-- begin Input for this task --

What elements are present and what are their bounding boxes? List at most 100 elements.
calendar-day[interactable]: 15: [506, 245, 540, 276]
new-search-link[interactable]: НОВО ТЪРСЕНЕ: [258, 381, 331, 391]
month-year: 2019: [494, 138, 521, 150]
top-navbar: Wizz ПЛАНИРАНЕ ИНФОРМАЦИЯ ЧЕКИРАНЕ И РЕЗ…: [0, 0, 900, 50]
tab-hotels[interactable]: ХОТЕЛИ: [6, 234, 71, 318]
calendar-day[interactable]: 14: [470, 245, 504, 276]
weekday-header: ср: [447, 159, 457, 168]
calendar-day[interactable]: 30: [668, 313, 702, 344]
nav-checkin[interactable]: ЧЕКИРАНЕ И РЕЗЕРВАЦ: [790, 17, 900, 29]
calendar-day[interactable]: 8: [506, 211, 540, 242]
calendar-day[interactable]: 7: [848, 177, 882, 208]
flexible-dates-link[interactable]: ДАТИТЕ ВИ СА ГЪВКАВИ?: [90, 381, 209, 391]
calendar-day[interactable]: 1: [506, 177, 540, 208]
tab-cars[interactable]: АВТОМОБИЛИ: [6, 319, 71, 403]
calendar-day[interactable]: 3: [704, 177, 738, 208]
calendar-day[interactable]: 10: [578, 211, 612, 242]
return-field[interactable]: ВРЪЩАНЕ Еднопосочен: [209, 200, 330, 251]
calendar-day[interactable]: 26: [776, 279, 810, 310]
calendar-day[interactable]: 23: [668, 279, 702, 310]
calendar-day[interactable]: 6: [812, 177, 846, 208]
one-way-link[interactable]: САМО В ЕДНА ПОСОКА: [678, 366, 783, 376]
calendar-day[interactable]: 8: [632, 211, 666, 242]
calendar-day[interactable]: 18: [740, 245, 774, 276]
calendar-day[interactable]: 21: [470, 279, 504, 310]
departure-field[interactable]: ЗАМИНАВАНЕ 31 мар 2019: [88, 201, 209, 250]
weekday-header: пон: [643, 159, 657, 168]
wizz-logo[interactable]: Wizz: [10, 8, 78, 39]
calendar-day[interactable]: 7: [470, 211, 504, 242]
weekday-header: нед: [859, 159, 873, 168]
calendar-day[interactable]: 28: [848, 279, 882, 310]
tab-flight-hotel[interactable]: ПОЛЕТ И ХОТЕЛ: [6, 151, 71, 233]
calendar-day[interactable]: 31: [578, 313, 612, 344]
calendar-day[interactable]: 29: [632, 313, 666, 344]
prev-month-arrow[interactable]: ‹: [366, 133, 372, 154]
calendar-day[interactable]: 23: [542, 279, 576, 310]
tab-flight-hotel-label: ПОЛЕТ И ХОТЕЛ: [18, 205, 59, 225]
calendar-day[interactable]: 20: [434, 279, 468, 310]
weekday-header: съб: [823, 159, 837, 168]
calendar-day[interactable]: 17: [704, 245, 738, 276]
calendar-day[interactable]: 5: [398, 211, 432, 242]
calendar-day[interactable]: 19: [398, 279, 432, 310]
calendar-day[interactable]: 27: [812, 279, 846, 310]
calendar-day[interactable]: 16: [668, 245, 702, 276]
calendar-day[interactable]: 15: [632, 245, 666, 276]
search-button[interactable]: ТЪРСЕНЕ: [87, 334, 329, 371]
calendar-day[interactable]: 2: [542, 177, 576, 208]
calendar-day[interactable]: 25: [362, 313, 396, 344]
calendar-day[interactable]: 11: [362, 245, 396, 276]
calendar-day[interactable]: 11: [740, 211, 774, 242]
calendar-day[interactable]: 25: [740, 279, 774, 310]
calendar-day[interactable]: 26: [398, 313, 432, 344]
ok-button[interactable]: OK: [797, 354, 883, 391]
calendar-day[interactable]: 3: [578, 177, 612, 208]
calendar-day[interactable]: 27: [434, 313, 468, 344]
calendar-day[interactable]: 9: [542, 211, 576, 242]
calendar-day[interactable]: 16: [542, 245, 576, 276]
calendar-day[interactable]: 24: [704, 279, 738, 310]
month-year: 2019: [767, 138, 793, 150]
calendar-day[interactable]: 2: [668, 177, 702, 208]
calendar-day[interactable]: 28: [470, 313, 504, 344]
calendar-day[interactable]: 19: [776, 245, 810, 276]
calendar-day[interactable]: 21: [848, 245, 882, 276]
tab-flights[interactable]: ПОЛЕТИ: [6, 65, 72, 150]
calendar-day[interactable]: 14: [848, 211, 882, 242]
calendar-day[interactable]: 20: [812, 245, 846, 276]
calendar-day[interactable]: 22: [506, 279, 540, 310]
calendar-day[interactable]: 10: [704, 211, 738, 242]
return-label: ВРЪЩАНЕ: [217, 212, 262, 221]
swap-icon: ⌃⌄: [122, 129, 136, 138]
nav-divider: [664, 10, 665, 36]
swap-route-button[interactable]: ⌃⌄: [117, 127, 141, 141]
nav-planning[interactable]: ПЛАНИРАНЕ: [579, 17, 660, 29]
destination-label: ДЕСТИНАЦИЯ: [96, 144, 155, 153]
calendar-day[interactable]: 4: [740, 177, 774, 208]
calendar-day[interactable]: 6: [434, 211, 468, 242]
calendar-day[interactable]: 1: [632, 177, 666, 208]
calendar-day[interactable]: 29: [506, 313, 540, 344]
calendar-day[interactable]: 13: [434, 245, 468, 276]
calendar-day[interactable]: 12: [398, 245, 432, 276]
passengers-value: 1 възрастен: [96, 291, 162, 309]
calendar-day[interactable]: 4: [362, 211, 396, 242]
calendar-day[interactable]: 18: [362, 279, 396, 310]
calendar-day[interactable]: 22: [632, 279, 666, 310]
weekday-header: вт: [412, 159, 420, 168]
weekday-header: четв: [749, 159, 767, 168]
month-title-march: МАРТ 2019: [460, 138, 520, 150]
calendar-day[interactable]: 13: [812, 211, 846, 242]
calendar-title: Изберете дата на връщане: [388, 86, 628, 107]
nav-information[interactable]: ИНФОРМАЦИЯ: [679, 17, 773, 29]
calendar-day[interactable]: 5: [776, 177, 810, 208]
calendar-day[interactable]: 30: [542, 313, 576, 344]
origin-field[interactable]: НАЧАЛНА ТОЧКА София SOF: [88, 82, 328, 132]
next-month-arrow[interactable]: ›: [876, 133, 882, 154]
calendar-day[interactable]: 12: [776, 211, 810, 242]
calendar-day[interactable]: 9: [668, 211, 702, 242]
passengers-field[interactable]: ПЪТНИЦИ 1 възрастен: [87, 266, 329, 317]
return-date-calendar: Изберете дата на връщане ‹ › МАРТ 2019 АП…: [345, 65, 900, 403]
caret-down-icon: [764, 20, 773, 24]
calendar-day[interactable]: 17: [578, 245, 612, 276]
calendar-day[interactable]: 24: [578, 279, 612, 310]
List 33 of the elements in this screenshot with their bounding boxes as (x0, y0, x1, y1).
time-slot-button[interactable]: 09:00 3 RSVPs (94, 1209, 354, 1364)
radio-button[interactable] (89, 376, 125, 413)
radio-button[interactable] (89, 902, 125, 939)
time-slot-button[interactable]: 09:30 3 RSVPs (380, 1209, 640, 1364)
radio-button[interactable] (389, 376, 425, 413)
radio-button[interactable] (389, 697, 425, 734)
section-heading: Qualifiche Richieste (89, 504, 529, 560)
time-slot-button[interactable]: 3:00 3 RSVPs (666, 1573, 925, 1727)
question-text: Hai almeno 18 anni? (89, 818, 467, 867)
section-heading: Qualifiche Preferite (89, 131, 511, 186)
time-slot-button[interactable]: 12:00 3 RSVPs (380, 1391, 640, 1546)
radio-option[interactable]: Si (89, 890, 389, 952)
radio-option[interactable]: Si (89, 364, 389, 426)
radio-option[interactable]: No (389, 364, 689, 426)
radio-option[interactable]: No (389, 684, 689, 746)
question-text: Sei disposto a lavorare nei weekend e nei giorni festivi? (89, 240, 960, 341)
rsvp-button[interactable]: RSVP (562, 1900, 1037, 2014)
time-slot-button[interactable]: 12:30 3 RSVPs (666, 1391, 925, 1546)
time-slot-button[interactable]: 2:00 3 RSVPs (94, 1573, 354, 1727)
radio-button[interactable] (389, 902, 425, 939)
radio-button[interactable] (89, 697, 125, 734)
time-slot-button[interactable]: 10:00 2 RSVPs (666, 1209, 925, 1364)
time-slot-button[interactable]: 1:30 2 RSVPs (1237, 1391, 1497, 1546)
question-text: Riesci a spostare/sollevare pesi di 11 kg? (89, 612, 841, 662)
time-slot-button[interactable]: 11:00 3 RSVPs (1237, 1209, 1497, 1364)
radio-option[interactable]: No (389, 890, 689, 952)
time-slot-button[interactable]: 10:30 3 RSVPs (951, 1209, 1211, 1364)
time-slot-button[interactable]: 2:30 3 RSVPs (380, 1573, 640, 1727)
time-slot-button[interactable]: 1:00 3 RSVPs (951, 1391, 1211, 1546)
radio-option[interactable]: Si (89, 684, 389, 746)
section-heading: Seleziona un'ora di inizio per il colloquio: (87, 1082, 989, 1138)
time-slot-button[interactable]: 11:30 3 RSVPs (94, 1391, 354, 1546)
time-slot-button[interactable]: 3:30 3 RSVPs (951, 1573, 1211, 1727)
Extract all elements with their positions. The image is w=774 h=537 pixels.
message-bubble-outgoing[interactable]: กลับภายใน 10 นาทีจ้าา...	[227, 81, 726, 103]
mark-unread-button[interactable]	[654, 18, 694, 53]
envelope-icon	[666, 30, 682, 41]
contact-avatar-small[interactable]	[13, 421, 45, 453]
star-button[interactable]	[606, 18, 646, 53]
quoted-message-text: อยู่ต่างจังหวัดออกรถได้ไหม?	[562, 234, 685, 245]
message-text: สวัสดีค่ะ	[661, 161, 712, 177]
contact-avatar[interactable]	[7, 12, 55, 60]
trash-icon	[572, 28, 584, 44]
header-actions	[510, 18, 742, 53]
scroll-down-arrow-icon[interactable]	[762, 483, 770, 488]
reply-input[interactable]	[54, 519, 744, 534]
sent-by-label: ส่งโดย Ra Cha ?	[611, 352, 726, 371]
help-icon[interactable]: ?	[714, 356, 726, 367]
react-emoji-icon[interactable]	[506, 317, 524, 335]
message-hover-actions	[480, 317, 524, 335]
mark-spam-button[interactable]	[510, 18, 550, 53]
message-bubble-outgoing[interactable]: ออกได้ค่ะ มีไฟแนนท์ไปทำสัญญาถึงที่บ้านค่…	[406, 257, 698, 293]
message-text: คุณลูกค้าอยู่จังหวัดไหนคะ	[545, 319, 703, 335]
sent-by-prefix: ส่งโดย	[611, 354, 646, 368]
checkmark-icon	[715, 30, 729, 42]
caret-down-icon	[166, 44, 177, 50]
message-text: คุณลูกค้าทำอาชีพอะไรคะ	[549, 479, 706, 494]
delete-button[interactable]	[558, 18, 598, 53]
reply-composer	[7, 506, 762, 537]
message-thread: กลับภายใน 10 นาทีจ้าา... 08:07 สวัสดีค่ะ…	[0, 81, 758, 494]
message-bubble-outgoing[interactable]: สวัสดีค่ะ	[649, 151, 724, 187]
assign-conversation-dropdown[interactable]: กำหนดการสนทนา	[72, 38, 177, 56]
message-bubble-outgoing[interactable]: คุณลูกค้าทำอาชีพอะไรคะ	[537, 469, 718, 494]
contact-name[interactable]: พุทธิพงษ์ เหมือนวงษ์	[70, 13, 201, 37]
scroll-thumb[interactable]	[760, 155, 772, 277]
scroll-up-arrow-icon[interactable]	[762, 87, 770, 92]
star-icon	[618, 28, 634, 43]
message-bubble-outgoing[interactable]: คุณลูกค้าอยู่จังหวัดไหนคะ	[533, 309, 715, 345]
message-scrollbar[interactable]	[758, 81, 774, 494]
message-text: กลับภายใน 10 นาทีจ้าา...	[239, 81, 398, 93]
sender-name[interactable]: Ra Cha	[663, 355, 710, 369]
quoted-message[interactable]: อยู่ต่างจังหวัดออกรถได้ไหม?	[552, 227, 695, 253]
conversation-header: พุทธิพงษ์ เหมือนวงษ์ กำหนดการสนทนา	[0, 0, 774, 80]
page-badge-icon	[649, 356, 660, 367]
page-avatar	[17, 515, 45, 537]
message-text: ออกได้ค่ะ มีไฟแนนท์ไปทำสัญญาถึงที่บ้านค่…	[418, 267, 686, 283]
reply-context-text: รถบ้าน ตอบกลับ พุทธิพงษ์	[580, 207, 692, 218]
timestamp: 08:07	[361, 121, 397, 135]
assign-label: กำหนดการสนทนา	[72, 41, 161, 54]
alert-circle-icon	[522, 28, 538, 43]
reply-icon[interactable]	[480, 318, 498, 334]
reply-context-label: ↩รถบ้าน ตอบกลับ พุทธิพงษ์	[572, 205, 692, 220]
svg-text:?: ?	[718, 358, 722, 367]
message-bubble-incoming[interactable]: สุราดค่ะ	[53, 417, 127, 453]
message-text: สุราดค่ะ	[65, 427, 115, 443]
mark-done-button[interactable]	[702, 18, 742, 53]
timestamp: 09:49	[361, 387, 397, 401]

-- end Input for this task --

--- Your goal ---
Copy out the records from their beginning through the line containing "calendar-day[interactable]: 26: [776, 279, 810, 310]", reproducing each line without alteration.

--- Exercise solution ---
What elements are present and what are their bounding boxes? List at most 100 elements.
calendar-day[interactable]: 15: [506, 245, 540, 276]
new-search-link[interactable]: НОВО ТЪРСЕНЕ: [258, 381, 331, 391]
month-year: 2019: [494, 138, 521, 150]
top-navbar: Wizz ПЛАНИРАНЕ ИНФОРМАЦИЯ ЧЕКИРАНЕ И РЕЗ…: [0, 0, 900, 50]
tab-hotels[interactable]: ХОТЕЛИ: [6, 234, 71, 318]
calendar-day[interactable]: 14: [470, 245, 504, 276]
weekday-header: ср: [447, 159, 457, 168]
calendar-day[interactable]: 30: [668, 313, 702, 344]
nav-checkin[interactable]: ЧЕКИРАНЕ И РЕЗЕРВАЦ: [790, 17, 900, 29]
calendar-day[interactable]: 8: [506, 211, 540, 242]
calendar-day[interactable]: 7: [848, 177, 882, 208]
flexible-dates-link[interactable]: ДАТИТЕ ВИ СА ГЪВКАВИ?: [90, 381, 209, 391]
calendar-day[interactable]: 1: [506, 177, 540, 208]
tab-cars[interactable]: АВТОМОБИЛИ: [6, 319, 71, 403]
calendar-day[interactable]: 3: [704, 177, 738, 208]
calendar-day[interactable]: 10: [578, 211, 612, 242]
return-field[interactable]: ВРЪЩАНЕ Еднопосочен: [209, 200, 330, 251]
calendar-day[interactable]: 26: [776, 279, 810, 310]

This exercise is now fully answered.